PROBLEM DETAILS
Reproduce the data verbatim from its first line through the line containing "region-medium bbox=[220, 54, 2107, 608]", with both of those lines included.
[start]
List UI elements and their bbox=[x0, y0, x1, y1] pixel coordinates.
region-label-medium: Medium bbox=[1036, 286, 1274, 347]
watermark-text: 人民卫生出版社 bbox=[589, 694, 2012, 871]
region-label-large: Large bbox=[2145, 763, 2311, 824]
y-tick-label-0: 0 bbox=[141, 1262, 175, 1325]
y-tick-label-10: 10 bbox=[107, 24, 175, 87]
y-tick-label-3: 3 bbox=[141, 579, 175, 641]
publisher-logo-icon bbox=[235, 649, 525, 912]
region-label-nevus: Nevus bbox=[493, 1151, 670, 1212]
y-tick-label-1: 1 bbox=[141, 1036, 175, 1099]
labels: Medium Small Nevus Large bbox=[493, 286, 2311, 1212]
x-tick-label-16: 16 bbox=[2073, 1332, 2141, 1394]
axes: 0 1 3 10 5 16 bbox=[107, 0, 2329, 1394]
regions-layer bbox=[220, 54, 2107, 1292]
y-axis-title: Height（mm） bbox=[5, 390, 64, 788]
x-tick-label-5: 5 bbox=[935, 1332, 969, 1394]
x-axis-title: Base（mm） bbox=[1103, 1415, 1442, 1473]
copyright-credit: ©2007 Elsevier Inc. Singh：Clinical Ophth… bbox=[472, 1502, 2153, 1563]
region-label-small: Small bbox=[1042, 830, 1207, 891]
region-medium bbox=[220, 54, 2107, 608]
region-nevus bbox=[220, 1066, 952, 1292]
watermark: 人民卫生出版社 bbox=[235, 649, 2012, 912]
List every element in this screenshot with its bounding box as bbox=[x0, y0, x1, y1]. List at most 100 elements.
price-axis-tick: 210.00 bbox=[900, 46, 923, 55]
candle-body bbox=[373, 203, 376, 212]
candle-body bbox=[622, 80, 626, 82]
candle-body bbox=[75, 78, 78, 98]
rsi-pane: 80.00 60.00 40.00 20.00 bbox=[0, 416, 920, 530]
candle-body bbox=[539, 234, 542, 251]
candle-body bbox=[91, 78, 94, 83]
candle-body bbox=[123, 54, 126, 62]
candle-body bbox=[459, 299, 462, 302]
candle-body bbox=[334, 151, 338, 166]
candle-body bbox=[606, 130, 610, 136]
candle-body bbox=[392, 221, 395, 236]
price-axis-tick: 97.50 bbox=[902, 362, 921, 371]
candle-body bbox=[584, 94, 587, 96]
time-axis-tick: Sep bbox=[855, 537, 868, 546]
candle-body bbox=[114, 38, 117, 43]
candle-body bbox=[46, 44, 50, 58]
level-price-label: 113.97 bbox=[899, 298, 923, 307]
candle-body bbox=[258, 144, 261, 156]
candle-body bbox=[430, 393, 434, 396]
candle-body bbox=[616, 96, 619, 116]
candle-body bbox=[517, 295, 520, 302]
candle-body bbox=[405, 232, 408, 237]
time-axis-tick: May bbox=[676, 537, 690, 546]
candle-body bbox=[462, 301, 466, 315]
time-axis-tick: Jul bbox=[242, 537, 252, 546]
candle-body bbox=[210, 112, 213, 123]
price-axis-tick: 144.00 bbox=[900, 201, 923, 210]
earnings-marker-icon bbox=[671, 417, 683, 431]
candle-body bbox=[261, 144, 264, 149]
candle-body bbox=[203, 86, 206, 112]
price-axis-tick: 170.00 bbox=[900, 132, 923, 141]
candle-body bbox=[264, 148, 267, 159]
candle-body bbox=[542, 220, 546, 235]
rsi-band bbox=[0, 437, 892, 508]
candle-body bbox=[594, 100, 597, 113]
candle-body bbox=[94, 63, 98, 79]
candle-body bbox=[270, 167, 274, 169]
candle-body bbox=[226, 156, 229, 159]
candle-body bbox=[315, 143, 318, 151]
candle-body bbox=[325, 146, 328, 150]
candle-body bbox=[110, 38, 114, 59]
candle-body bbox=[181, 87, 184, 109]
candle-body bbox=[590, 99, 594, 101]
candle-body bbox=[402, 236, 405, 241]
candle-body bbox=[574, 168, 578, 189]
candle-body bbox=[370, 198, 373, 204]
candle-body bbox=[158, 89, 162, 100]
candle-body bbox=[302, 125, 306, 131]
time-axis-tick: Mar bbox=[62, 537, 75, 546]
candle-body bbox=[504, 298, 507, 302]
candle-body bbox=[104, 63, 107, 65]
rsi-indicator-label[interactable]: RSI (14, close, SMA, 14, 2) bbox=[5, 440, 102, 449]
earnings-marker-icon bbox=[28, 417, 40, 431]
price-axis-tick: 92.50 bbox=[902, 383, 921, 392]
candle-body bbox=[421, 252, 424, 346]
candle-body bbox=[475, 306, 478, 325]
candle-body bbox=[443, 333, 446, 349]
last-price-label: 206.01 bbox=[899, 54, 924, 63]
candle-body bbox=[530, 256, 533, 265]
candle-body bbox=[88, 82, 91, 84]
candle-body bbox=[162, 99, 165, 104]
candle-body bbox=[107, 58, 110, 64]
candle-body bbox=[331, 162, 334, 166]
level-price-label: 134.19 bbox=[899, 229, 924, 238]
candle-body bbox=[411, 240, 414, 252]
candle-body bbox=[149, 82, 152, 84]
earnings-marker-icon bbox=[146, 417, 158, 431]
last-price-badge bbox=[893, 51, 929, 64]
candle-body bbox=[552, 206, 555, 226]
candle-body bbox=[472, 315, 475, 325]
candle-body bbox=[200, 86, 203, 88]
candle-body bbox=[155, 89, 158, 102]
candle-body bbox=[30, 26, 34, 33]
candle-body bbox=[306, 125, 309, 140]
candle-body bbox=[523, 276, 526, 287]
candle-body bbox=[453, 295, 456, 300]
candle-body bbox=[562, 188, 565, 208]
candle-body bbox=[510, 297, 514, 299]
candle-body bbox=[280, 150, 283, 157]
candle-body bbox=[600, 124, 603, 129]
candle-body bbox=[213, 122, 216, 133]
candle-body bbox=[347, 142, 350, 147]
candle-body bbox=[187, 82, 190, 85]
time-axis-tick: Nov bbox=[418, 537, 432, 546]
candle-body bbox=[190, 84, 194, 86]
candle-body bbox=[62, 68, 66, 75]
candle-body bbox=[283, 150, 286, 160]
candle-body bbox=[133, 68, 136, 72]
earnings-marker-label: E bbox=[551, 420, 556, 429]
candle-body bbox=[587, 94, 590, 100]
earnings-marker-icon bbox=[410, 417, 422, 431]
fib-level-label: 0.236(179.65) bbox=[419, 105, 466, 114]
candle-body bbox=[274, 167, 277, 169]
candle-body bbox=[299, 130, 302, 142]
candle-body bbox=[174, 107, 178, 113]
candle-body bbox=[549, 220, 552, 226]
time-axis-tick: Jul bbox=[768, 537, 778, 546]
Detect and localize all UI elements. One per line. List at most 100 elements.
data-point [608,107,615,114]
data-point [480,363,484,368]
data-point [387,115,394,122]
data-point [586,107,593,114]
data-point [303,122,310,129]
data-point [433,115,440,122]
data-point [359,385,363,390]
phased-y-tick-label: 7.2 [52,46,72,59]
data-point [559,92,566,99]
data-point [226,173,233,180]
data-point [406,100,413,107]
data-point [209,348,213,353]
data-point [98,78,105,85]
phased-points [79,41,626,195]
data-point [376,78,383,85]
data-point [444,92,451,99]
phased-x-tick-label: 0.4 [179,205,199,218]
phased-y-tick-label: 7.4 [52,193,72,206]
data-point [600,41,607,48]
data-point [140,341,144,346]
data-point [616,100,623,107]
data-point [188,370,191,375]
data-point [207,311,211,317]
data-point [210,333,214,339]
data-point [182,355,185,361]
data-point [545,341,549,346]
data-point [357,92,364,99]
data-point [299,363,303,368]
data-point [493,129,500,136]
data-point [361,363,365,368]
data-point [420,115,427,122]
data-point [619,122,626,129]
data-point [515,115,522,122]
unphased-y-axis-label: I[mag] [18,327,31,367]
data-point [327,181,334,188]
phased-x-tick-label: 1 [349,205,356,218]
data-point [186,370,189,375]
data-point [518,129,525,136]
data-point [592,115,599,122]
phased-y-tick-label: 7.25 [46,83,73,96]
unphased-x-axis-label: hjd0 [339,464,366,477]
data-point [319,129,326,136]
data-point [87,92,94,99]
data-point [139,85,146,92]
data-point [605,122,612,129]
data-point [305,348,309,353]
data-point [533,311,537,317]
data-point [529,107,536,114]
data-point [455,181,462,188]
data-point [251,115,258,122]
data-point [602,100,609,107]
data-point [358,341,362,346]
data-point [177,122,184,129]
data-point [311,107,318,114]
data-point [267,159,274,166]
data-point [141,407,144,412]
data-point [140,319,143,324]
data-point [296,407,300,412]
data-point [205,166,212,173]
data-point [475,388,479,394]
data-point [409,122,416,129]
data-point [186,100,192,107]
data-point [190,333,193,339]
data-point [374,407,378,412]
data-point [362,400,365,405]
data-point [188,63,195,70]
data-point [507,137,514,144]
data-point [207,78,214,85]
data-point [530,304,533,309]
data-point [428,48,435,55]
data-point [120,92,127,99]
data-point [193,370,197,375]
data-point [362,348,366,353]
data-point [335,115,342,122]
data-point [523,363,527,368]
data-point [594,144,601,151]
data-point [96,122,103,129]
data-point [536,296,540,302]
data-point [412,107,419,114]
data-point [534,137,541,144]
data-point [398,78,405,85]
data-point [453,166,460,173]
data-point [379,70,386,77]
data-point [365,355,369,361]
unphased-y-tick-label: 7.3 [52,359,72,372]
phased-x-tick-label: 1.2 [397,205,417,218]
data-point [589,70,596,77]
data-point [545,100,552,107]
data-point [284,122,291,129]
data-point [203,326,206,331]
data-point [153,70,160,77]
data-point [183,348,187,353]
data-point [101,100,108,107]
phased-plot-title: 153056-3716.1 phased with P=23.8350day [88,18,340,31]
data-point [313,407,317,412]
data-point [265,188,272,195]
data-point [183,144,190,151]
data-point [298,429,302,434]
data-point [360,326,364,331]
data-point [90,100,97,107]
[end]
ANSWER TO THIS EXERCISE
List UI elements and their bbox=[x0, y0, x1, y1] pixel coordinates.
region-label-medium: Medium bbox=[1036, 286, 1274, 347]
watermark-text: 人民卫生出版社 bbox=[589, 694, 2012, 871]
region-label-large: Large bbox=[2145, 763, 2311, 824]
y-tick-label-0: 0 bbox=[141, 1262, 175, 1325]
y-tick-label-10: 10 bbox=[107, 24, 175, 87]
y-tick-label-3: 3 bbox=[141, 579, 175, 641]
publisher-logo-icon bbox=[235, 649, 525, 912]
region-label-nevus: Nevus bbox=[493, 1151, 670, 1212]
y-tick-label-1: 1 bbox=[141, 1036, 175, 1099]
labels: Medium Small Nevus Large bbox=[493, 286, 2311, 1212]
x-tick-label-16: 16 bbox=[2073, 1332, 2141, 1394]
axes: 0 1 3 10 5 16 bbox=[107, 0, 2329, 1394]
regions-layer bbox=[220, 54, 2107, 1292]
y-axis-title: Height（mm） bbox=[5, 390, 64, 788]
x-tick-label-5: 5 bbox=[935, 1332, 969, 1394]
x-axis-title: Base（mm） bbox=[1103, 1415, 1442, 1473]
copyright-credit: ©2007 Elsevier Inc. Singh：Clinical Ophth… bbox=[472, 1502, 2153, 1563]
region-label-small: Small bbox=[1042, 830, 1207, 891]
region-medium bbox=[220, 54, 2107, 608]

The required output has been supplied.